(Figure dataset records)

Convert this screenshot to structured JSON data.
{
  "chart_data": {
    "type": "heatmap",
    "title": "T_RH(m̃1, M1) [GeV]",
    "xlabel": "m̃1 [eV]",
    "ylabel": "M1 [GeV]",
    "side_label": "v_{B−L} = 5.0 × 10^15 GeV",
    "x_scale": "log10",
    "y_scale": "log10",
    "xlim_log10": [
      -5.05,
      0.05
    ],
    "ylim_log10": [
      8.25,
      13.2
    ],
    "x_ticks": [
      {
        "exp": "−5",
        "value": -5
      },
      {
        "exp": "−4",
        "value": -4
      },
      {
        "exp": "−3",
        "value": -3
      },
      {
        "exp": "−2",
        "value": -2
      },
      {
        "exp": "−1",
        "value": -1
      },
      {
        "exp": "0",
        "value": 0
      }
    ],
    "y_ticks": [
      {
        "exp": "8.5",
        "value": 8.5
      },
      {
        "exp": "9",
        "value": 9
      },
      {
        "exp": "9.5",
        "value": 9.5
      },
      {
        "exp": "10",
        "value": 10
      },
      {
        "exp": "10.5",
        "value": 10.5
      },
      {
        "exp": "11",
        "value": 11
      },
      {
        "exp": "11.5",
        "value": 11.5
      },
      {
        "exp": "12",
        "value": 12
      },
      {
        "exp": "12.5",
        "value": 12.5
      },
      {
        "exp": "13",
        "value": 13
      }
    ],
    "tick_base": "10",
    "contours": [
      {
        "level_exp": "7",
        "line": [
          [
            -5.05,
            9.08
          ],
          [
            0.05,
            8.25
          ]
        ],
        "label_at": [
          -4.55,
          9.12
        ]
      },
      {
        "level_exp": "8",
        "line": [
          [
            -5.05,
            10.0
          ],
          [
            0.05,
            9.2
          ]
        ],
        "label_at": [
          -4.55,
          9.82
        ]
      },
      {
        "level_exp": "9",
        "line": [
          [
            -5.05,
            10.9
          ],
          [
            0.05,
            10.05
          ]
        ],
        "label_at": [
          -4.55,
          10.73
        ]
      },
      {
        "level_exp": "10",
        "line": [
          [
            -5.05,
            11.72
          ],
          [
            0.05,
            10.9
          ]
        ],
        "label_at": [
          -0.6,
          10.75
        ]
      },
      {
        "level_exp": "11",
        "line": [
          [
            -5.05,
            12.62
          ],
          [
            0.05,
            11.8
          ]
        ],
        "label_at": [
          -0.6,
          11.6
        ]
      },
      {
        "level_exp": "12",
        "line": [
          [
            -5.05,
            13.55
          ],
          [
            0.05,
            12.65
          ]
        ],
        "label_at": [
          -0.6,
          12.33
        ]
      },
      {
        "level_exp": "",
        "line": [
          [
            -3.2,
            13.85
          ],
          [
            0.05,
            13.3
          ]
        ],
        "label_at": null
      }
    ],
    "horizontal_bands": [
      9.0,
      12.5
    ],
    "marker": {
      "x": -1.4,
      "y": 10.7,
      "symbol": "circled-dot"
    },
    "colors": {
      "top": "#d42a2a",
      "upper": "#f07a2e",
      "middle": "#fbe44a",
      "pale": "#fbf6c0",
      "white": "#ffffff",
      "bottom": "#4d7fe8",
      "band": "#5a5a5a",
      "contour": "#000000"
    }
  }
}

**Objective:**
Extract all of the data above without altering anything.

**The response:**
Convert this screenshot to structured JSON data.
{
  "chart_data": {
    "type": "heatmap",
    "title": "T_RH(m̃1, M1) [GeV]",
    "xlabel": "m̃1 [eV]",
    "ylabel": "M1 [GeV]",
    "side_label": "v_{B−L} = 5.0 × 10^15 GeV",
    "x_scale": "log10",
    "y_scale": "log10",
    "xlim_log10": [
      -5.05,
      0.05
    ],
    "ylim_log10": [
      8.25,
      13.2
    ],
    "x_ticks": [
      {
        "exp": "−5",
        "value": -5
      },
      {
        "exp": "−4",
        "value": -4
      },
      {
        "exp": "−3",
        "value": -3
      },
      {
        "exp": "−2",
        "value": -2
      },
      {
        "exp": "−1",
        "value": -1
      },
      {
        "exp": "0",
        "value": 0
      }
    ],
    "y_ticks": [
      {
        "exp": "8.5",
        "value": 8.5
      },
      {
        "exp": "9",
        "value": 9
      },
      {
        "exp": "9.5",
        "value": 9.5
      },
      {
        "exp": "10",
        "value": 10
      },
      {
        "exp": "10.5",
        "value": 10.5
      },
      {
        "exp": "11",
        "value": 11
      },
      {
        "exp": "11.5",
        "value": 11.5
      },
      {
        "exp": "12",
        "value": 12
      },
      {
        "exp": "12.5",
        "value": 12.5
      },
      {
        "exp": "13",
        "value": 13
      }
    ],
    "tick_base": "10",
    "contours": [
      {
        "level_exp": "7",
        "line": [
          [
            -5.05,
            9.08
          ],
          [
            0.05,
            8.25
          ]
        ],
        "label_at": [
          -4.55,
          9.12
        ]
      },
      {
        "level_exp": "8",
        "line": [
          [
            -5.05,
            10.0
          ],
          [
            0.05,
            9.2
          ]
        ],
        "label_at": [
          -4.55,
          9.82
        ]
      },
      {
        "level_exp": "9",
        "line": [
          [
            -5.05,
            10.9
          ],
          [
            0.05,
            10.05
          ]
        ],
        "label_at": [
          -4.55,
          10.73
        ]
      },
      {
        "level_exp": "10",
        "line": [
          [
            -5.05,
            11.72
          ],
          [
            0.05,
            10.9
          ]
        ],
        "label_at": [
          -0.6,
          10.75
        ]
      },
      {
        "level_exp": "11",
        "line": [
          [
            -5.05,
            12.62
          ],
          [
            0.05,
            11.8
          ]
        ],
        "label_at": [
          -0.6,
          11.6
        ]
      },
      {
        "level_exp": "12",
        "line": [
          [
            -5.05,
            13.55
          ],
          [
            0.05,
            12.65
          ]
        ],
        "label_at": [
          -0.6,
          12.33
        ]
      },
      {
        "level_exp": "",
        "line": [
          [
            -3.2,
            13.85
          ],
          [
            0.05,
            13.3
          ]
        ],
        "label_at": null
      }
    ],
    "horizontal_bands": [
      9.0,
      12.5
    ],
    "marker": {
      "x": -1.4,
      "y": 10.7,
      "symbol": "circled-dot"
    },
    "colors": {
      "top": "#d42a2a",
      "upper": "#f07a2e",
      "middle": "#fbe44a",
      "pale": "#fbf6c0",
      "white": "#ffffff",
      "bottom": "#4d7fe8",
      "band": "#5a5a5a",
      "contour": "#000000"
    }
  }
}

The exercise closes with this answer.